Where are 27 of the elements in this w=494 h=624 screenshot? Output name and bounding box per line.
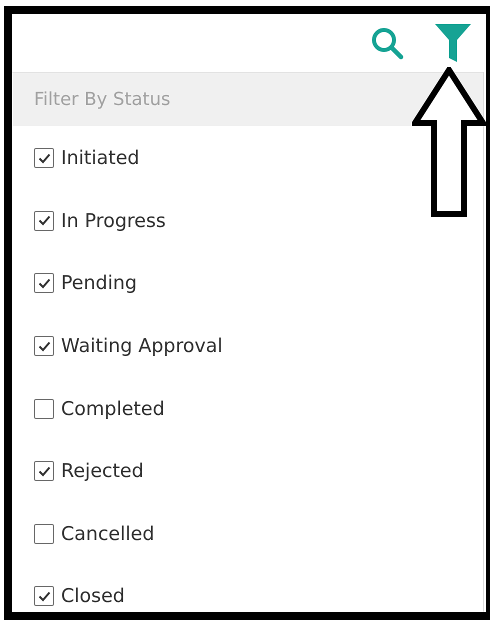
checkbox[interactable]: [34, 586, 54, 606]
search-icon: [370, 26, 404, 60]
check-icon: [38, 590, 50, 602]
check-icon: [38, 215, 50, 226]
status-label: Cancelled: [61, 522, 154, 545]
status-label: Pending: [61, 272, 137, 294]
checkbox[interactable]: [34, 273, 54, 294]
status-label: Rejected: [61, 460, 144, 482]
filter-button[interactable]: [434, 23, 472, 63]
checkbox[interactable]: [34, 210, 54, 231]
check-icon: [38, 278, 50, 289]
check-icon: [38, 340, 50, 352]
checkbox[interactable]: [34, 148, 54, 168]
status-label: Initiated: [61, 147, 140, 170]
status-label: Completed: [61, 398, 165, 420]
status-label: In Progress: [61, 210, 166, 232]
panel-title: Filter By Status: [34, 89, 170, 110]
filter-icon: [434, 23, 472, 63]
checkbox[interactable]: [34, 461, 54, 482]
check-icon: [38, 152, 50, 164]
checkbox[interactable]: [34, 524, 54, 544]
checkbox[interactable]: [34, 398, 54, 419]
status-label: Closed: [61, 585, 125, 608]
check-icon: [38, 466, 50, 477]
search-button[interactable]: [370, 26, 404, 60]
checkbox[interactable]: [34, 336, 54, 356]
status-label: Waiting Approval: [61, 335, 223, 358]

▶ [Goal of the exercise]:
Can you rewrite each line of the items above as a numbered list, skipping any blank lines and leaving the pictures out?

▶ [Full output]:
1. Where are 27 of the elements in this w=494 h=624 screenshot? Output name and bounding box per line.
2. checkbox[interactable]: [34, 586, 54, 606]
3. search-icon: [370, 26, 404, 60]
4. check-icon: [38, 590, 50, 602]
5. check-icon: [38, 215, 50, 226]
6. status-label: Cancelled: [61, 522, 154, 545]
7. status-label: Pending: [61, 272, 137, 294]
8. checkbox[interactable]: [34, 273, 54, 294]
9. status-label: Rejected: [61, 460, 144, 482]
10. filter-button[interactable]: [434, 23, 472, 63]
11. checkbox[interactable]: [34, 210, 54, 231]
12. check-icon: [38, 278, 50, 289]
13. check-icon: [38, 340, 50, 352]
14. checkbox[interactable]: [34, 148, 54, 168]
15. status-label: Initiated: [61, 147, 140, 170]
16. status-label: Completed: [61, 398, 165, 420]
17. status-label: In Progress: [61, 210, 166, 232]
18. panel-title: Filter By Status: [34, 89, 170, 110]
19. filter-icon: [434, 23, 472, 63]
20. checkbox[interactable]: [34, 461, 54, 482]
21. check-icon: [38, 152, 50, 164]
22. checkbox[interactable]: [34, 524, 54, 544]
23. checkbox[interactable]: [34, 398, 54, 419]
24. status-label: Closed: [61, 585, 125, 608]
25. check-icon: [38, 466, 50, 477]
26. search-button[interactable]: [370, 26, 404, 60]
27. checkbox[interactable]: [34, 336, 54, 356]
28. status-label: Waiting Approval: [61, 335, 223, 358]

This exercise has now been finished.